▸ **What is asked**
In the listing below, pick out lines with "Review".

▸ **Extracted data entries**
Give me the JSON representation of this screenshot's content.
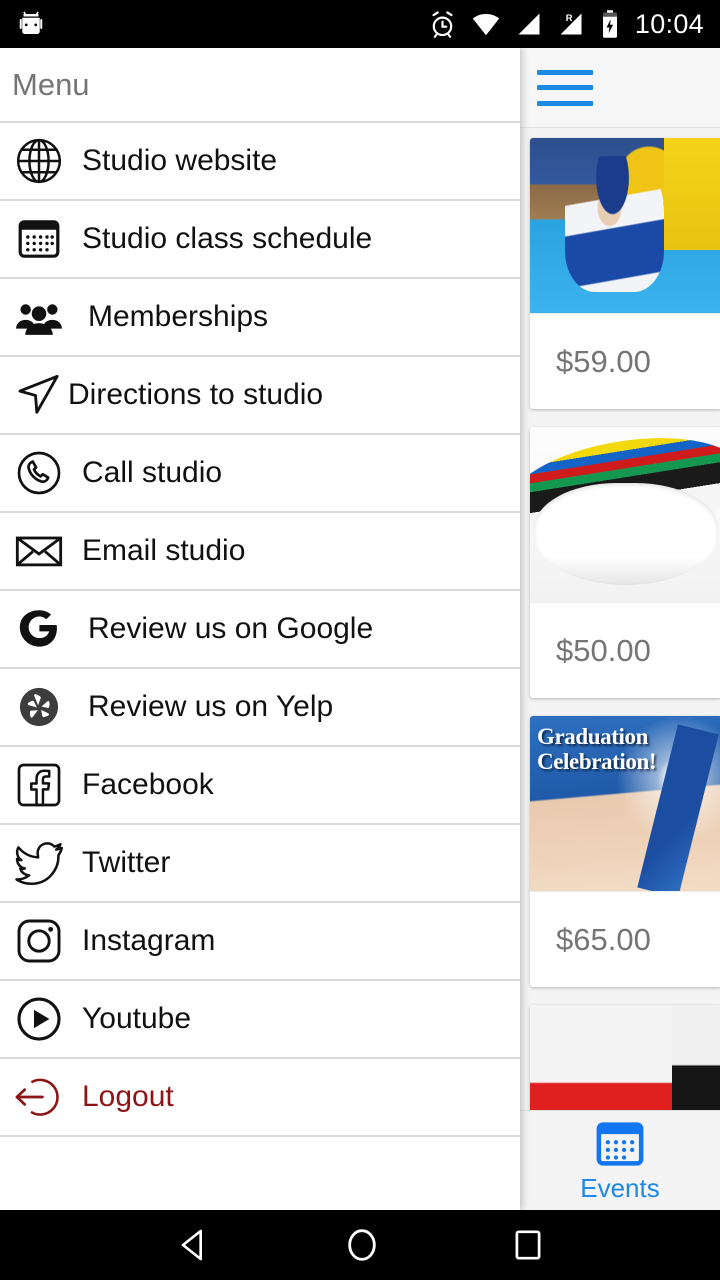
{
  "status_bar": {
    "clock": "10:04",
    "icons": [
      "android-robot-icon",
      "alarm-icon",
      "wifi-icon",
      "signal-icon",
      "roaming-signal-icon",
      "battery-charging-icon"
    ],
    "roaming_letter": "R",
    "background": "#000000",
    "foreground": "#ffffff"
  },
  "drawer": {
    "title": "Menu",
    "items": [
      {
        "label": "Studio website",
        "icon": "globe-icon",
        "color": "#111111"
      },
      {
        "label": "Studio class schedule",
        "icon": "calendar-icon",
        "color": "#111111"
      },
      {
        "label": "Memberships",
        "icon": "people-icon",
        "color": "#111111"
      },
      {
        "label": "Directions to studio",
        "icon": "navigate-icon",
        "color": "#111111"
      },
      {
        "label": "Call studio",
        "icon": "phone-icon",
        "color": "#111111"
      },
      {
        "label": "Email studio",
        "icon": "envelope-icon",
        "color": "#111111"
      },
      {
        "label": "Review us on Google",
        "icon": "google-icon",
        "color": "#111111"
      },
      {
        "label": "Review us on Yelp",
        "icon": "yelp-icon",
        "color": "#111111"
      },
      {
        "label": "Facebook",
        "icon": "facebook-icon",
        "color": "#111111"
      },
      {
        "label": "Twitter",
        "icon": "twitter-icon",
        "color": "#111111"
      },
      {
        "label": "Instagram",
        "icon": "instagram-icon",
        "color": "#111111"
      },
      {
        "label": "Youtube",
        "icon": "youtube-icon",
        "color": "#111111"
      },
      {
        "label": "Logout",
        "icon": "logout-icon",
        "color": "#8c1616"
      }
    ]
  },
  "content": {
    "menu_button": "hamburger-menu-icon",
    "accent_color": "#1e88e5",
    "cards": [
      {
        "price": "$59.00",
        "image": "taekwondo-sparring-photo",
        "caption": ""
      },
      {
        "price": "$50.00",
        "image": "martial-arts-belts-photo",
        "caption": ""
      },
      {
        "price": "$65.00",
        "image": "graduation-celebration-photo",
        "caption": "Graduation\nCelebration!"
      },
      {
        "price": "",
        "image": "red-belt-photo",
        "caption": ""
      }
    ],
    "graduation_line1": "Graduation",
    "graduation_line2": "Celebration!"
  },
  "tab_bar": {
    "tabs": [
      {
        "label": "Events",
        "icon": "calendar-icon",
        "active": true,
        "color": "#1e88e5"
      }
    ]
  },
  "nav_bar": {
    "buttons": [
      {
        "name": "back-button",
        "icon": "triangle-left-icon"
      },
      {
        "name": "home-button",
        "icon": "circle-icon"
      },
      {
        "name": "recents-button",
        "icon": "square-icon"
      }
    ]
  }
}
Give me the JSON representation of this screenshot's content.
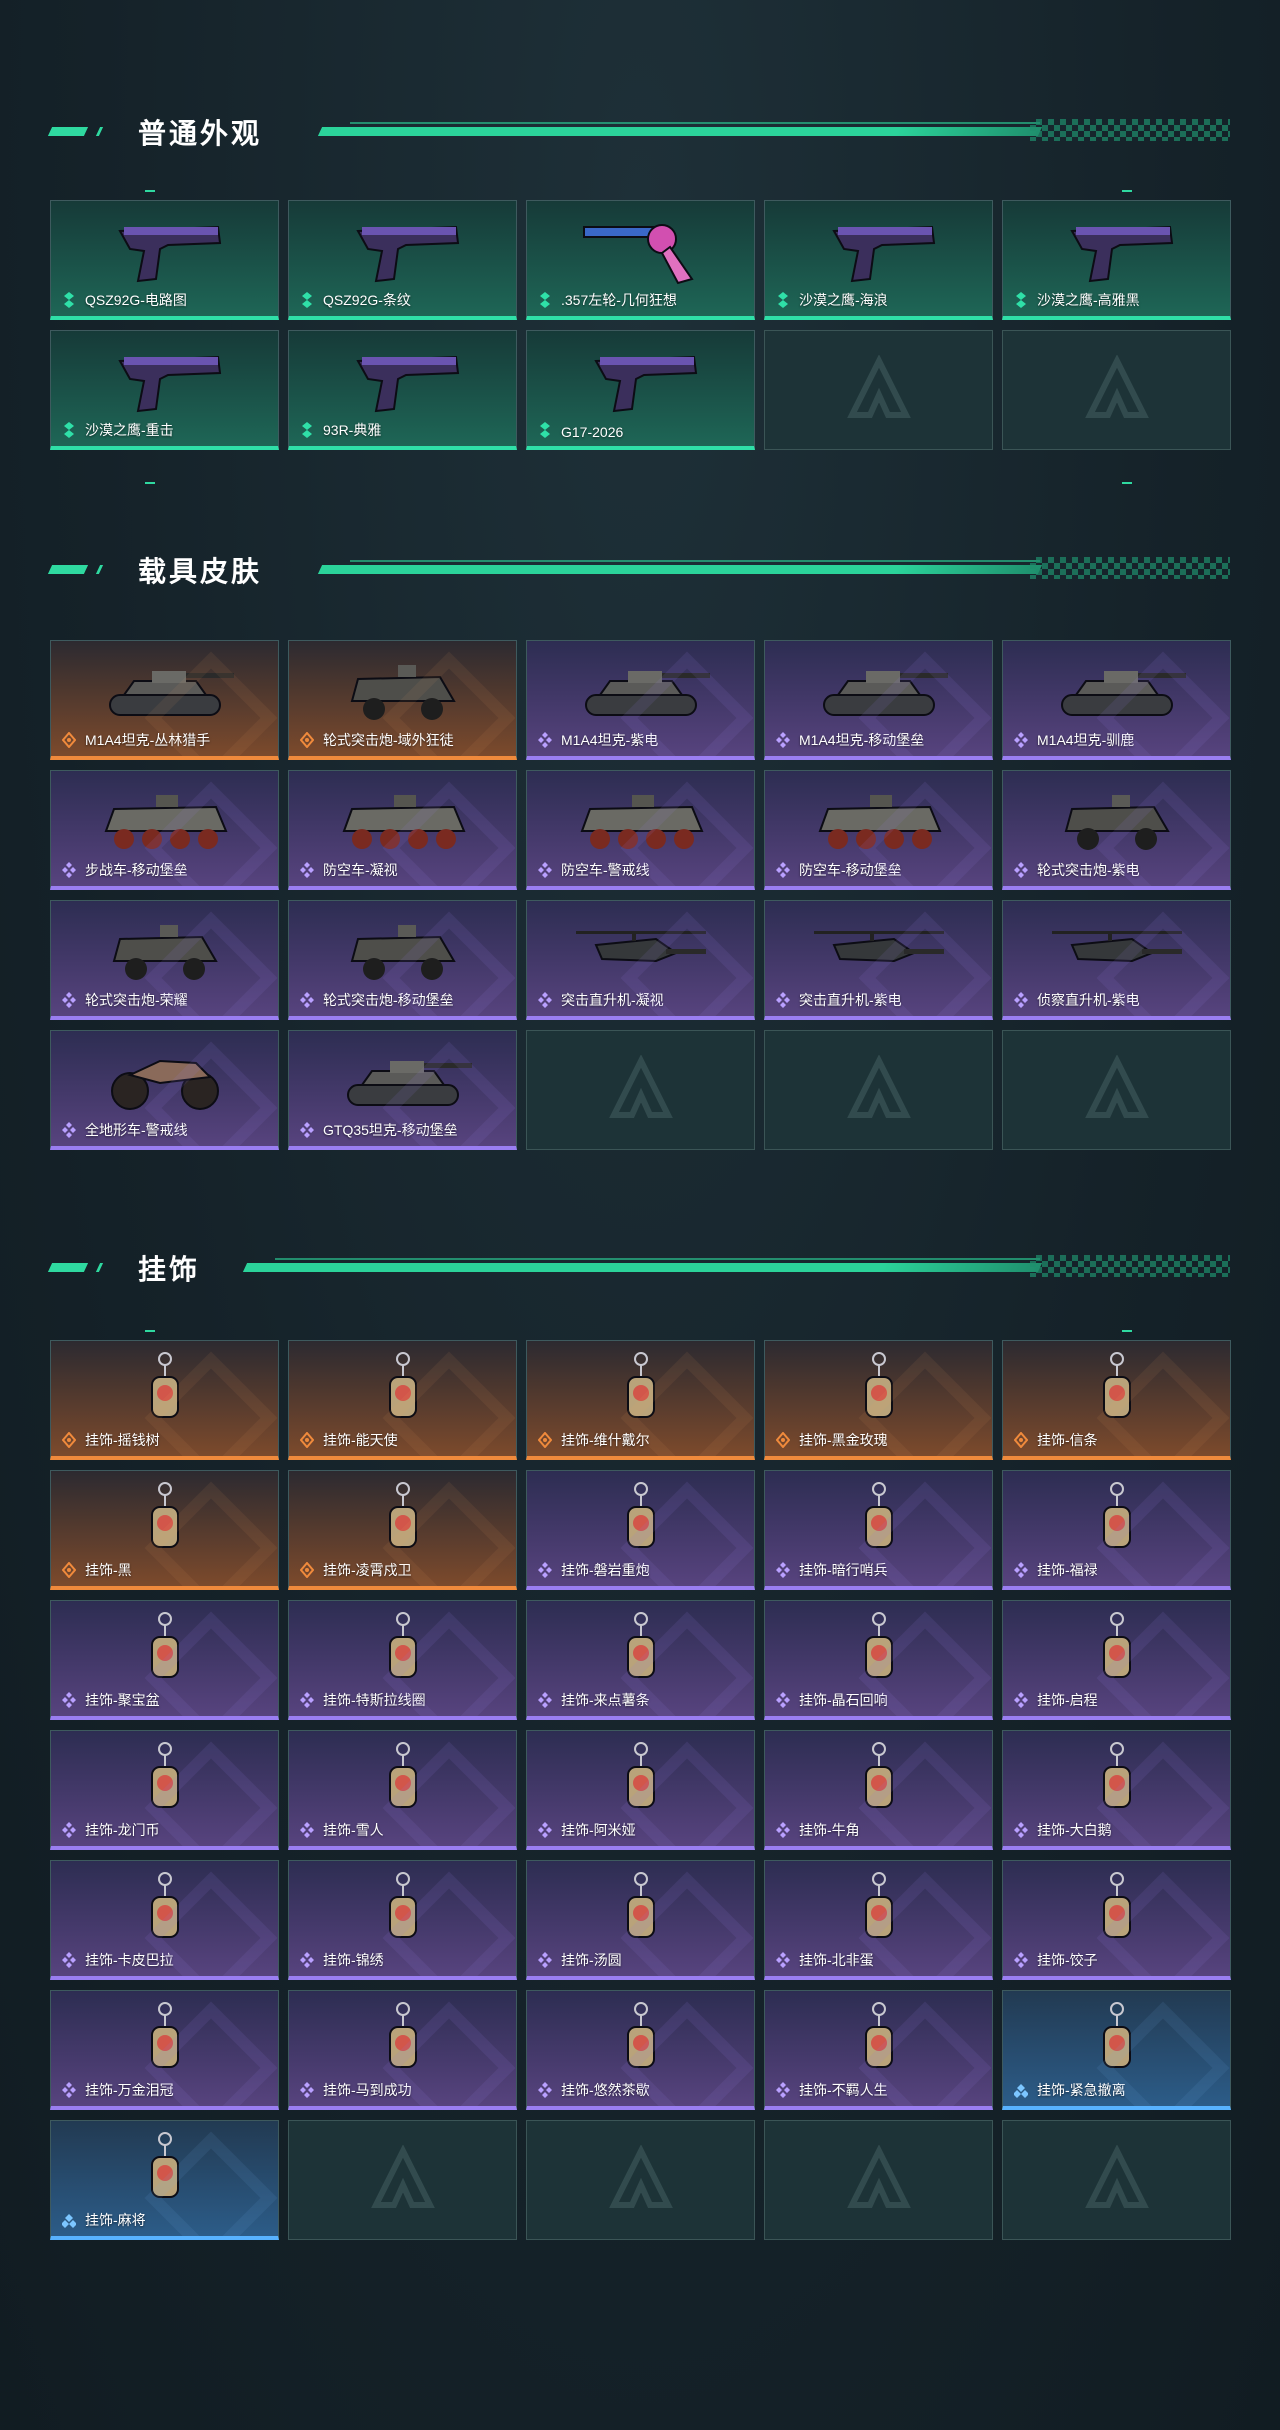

▸ **Task output**
        "label": "Review us on Google",
        "label": "Review us on Yelp",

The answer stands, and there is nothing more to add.